Dans une rue de Téhéran, la capitale iranienne - 19 février 2020 Dans une rue de Téhéran, la capitale iranienne - 19 février 2020 

En Iran, des élections législatives verrouillées sur fond de crise

58 millions d’Iraniens, sur les 83 millions d’habitants que compte la république islamique, sont attendus aux urnes ce 21 février, pour le premier tour des législatives. Le Guide Suprême et ses collaborateurs ont cherché à renforcer leur contrôle sur le processus électoral, alors que de nombreux iraniens sont sortis manifester ces dernière semaines, remettant en cause la crédibilité du régime.

Entretien réalisé par Adélaïde Patrignani – Cité du Vatican

Ces élections législatives permettront de renouveler pour quatre ans les 290 membres de la chambre basse du Parlement, les Majlis. Mais l’enjeu est aussi stratégique. Historiquement, ce scrutin est «une préparation pour les élections présidentielles», rappelle Clément Therme, chercheur post-doctorant au CERI, au sein de l’équipe “savoirs nucléaires” de Sciences Po Paris. Il s’agit donc d’un «tournant organisé par le Guide Suprême pour organiser la succession du président Rouhani», qui aura lieu l’année prochaine. Un tournant «préparé notamment par la disqualification des candidats réformateurs par le Conseil des Gardiens de la Constitution, qui agit comme un filtre».

========

TÂCHE BRÈVE 1
Reproduisez intégralement, sans la moindre modification, l'article ci-dessus consacré aux élections législatives en Iran.

DONNÉES D'ENTRÉE
========

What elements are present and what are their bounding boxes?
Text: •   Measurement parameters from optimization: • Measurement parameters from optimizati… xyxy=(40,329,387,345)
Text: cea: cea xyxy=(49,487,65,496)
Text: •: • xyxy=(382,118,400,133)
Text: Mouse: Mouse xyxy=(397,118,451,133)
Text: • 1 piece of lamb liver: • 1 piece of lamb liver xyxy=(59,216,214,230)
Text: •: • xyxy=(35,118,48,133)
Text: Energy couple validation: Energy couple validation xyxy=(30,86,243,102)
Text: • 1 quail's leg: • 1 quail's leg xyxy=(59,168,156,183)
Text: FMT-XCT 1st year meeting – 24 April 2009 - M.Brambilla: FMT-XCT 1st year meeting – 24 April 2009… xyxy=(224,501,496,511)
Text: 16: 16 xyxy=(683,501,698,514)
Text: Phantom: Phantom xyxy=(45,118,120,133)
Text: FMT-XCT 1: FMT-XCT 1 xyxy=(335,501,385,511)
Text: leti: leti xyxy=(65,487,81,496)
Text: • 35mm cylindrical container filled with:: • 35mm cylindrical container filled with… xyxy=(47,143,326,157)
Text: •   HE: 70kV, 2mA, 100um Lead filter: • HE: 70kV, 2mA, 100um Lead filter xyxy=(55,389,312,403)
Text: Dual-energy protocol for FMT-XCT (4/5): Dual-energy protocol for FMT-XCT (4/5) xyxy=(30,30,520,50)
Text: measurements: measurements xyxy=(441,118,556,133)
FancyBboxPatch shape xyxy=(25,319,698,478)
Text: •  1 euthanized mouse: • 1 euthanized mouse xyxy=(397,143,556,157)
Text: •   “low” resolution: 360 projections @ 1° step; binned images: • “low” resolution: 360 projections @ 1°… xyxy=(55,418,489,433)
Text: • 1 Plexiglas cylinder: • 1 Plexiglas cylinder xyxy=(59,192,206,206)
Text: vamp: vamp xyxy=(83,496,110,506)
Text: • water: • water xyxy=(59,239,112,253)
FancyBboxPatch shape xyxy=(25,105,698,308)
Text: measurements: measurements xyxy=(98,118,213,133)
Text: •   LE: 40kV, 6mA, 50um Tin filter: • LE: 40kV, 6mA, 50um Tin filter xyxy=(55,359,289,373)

========

TÂCHE BRÈVE 2
Transcrivez fidèlement, ligne par ligne, la totalité des enregistrements figurant ci-dessus.

CORRIGÉ 1
Dans une rue de Téhéran, la capitale iranienne - 19 février 2020 Dans une rue de Téhéran, la capitale iranienne - 19 février 2020 

En Iran, des élections législatives verrouillées sur fond de crise

58 millions d’Iraniens, sur les 83 millions d’habitants que compte la république islamique, sont attendus aux urnes ce 21 février, pour le premier tour des législatives. Le Guide Suprême et ses collaborateurs ont cherché à renforcer leur contrôle sur le processus électoral, alors que de nombreux iraniens sont sortis manifester ces dernière semaines, remettant en cause la crédibilité du régime.

Entretien réalisé par Adélaïde Patrignani – Cité du Vatican

Ces élections législatives permettront de renouveler pour quatre ans les 290 membres de la chambre basse du Parlement, les Majlis. Mais l’enjeu est aussi stratégique. Historiquement, ce scrutin est «une préparation pour les élections présidentielles», rappelle Clément Therme, chercheur post-doctorant au CERI, au sein de l’équipe “savoirs nucléaires” de Sciences Po Paris. Il s’agit donc d’un «tournant organisé par le Guide Suprême pour organiser la succession du président Rouhani», qui aura lieu l’année prochaine. Un tournant «préparé notamment par la disqualification des candidats réformateurs par le Conseil des Gardiens de la Constitution, qui agit comme un filtre».

CORRIGÉ 2
What elements are present and what are their bounding boxes?
Text: •   Measurement parameters from optimization: • Measurement parameters from optimizati… xyxy=(40,329,387,345)
Text: cea: cea xyxy=(49,487,65,496)
Text: •: • xyxy=(382,118,400,133)
Text: Mouse: Mouse xyxy=(397,118,451,133)
Text: • 1 piece of lamb liver: • 1 piece of lamb liver xyxy=(59,216,214,230)
Text: •: • xyxy=(35,118,48,133)
Text: Energy couple validation: Energy couple validation xyxy=(30,86,243,102)
Text: • 1 quail's leg: • 1 quail's leg xyxy=(59,168,156,183)
Text: FMT-XCT 1st year meeting – 24 April 2009 - M.Brambilla: FMT-XCT 1st year meeting – 24 April 2009… xyxy=(224,501,496,511)
Text: 16: 16 xyxy=(683,501,698,514)
Text: Phantom: Phantom xyxy=(45,118,120,133)
Text: FMT-XCT 1: FMT-XCT 1 xyxy=(335,501,385,511)
Text: leti: leti xyxy=(65,487,81,496)
Text: • 35mm cylindrical container filled with:: • 35mm cylindrical container filled with… xyxy=(47,143,326,157)
Text: •   HE: 70kV, 2mA, 100um Lead filter: • HE: 70kV, 2mA, 100um Lead filter xyxy=(55,389,312,403)
Text: Dual-energy protocol for FMT-XCT (4/5): Dual-energy protocol for FMT-XCT (4/5) xyxy=(30,30,520,50)
Text: measurements: measurements xyxy=(441,118,556,133)
FancyBboxPatch shape xyxy=(25,319,698,478)
Text: •  1 euthanized mouse: • 1 euthanized mouse xyxy=(397,143,556,157)
Text: •   “low” resolution: 360 projections @ 1° step; binned images: • “low” resolution: 360 projections @ 1°… xyxy=(55,418,489,433)
Text: • 1 Plexiglas cylinder: • 1 Plexiglas cylinder xyxy=(59,192,206,206)
Text: vamp: vamp xyxy=(83,496,110,506)
Text: • water: • water xyxy=(59,239,112,253)
FancyBboxPatch shape xyxy=(25,105,698,308)
Text: measurements: measurements xyxy=(98,118,213,133)
Text: •   LE: 40kV, 6mA, 50um Tin filter: • LE: 40kV, 6mA, 50um Tin filter xyxy=(55,359,289,373)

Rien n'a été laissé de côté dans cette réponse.